[Items from a data source]

'''

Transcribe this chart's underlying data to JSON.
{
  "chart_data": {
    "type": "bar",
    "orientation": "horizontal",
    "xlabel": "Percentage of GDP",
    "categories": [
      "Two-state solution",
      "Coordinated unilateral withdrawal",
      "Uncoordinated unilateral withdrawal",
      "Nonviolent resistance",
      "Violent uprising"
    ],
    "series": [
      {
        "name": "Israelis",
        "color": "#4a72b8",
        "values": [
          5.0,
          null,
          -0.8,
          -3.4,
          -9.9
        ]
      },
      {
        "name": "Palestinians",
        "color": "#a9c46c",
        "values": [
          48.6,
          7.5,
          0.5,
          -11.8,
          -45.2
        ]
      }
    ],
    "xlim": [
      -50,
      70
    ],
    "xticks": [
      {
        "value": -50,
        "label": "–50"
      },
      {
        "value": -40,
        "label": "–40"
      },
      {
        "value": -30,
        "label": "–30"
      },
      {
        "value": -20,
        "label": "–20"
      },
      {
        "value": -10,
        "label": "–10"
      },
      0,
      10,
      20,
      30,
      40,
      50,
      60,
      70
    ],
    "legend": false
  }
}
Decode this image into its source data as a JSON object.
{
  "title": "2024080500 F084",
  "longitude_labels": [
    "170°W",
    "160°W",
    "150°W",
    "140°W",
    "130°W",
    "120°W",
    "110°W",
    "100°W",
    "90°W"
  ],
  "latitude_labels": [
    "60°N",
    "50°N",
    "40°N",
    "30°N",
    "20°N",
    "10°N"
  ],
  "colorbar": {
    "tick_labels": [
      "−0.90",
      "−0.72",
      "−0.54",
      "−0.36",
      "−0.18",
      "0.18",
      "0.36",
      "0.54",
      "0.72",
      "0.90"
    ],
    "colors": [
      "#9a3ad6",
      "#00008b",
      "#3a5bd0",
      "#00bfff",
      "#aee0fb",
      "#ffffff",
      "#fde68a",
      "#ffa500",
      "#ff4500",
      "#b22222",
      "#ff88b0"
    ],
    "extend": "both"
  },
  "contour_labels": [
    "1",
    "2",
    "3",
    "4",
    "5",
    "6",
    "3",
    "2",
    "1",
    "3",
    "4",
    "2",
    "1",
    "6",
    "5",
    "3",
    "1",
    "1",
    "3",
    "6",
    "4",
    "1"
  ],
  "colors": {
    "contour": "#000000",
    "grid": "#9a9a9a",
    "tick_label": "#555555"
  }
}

'''

What needs to be done = Only the lines from the one containing "Decode this image" to the end of the data should be printed, exactly as they stand.

Completed exercise =
Decode this image into its source data as a JSON object.
{
  "title": "2024080500 F084",
  "longitude_labels": [
    "170°W",
    "160°W",
    "150°W",
    "140°W",
    "130°W",
    "120°W",
    "110°W",
    "100°W",
    "90°W"
  ],
  "latitude_labels": [
    "60°N",
    "50°N",
    "40°N",
    "30°N",
    "20°N",
    "10°N"
  ],
  "colorbar": {
    "tick_labels": [
      "−0.90",
      "−0.72",
      "−0.54",
      "−0.36",
      "−0.18",
      "0.18",
      "0.36",
      "0.54",
      "0.72",
      "0.90"
    ],
    "colors": [
      "#9a3ad6",
      "#00008b",
      "#3a5bd0",
      "#00bfff",
      "#aee0fb",
      "#ffffff",
      "#fde68a",
      "#ffa500",
      "#ff4500",
      "#b22222",
      "#ff88b0"
    ],
    "extend": "both"
  },
  "contour_labels": [
    "1",
    "2",
    "3",
    "4",
    "5",
    "6",
    "3",
    "2",
    "1",
    "3",
    "4",
    "2",
    "1",
    "6",
    "5",
    "3",
    "1",
    "1",
    "3",
    "6",
    "4",
    "1"
  ],
  "colors": {
    "contour": "#000000",
    "grid": "#9a9a9a",
    "tick_label": "#555555"
  }
}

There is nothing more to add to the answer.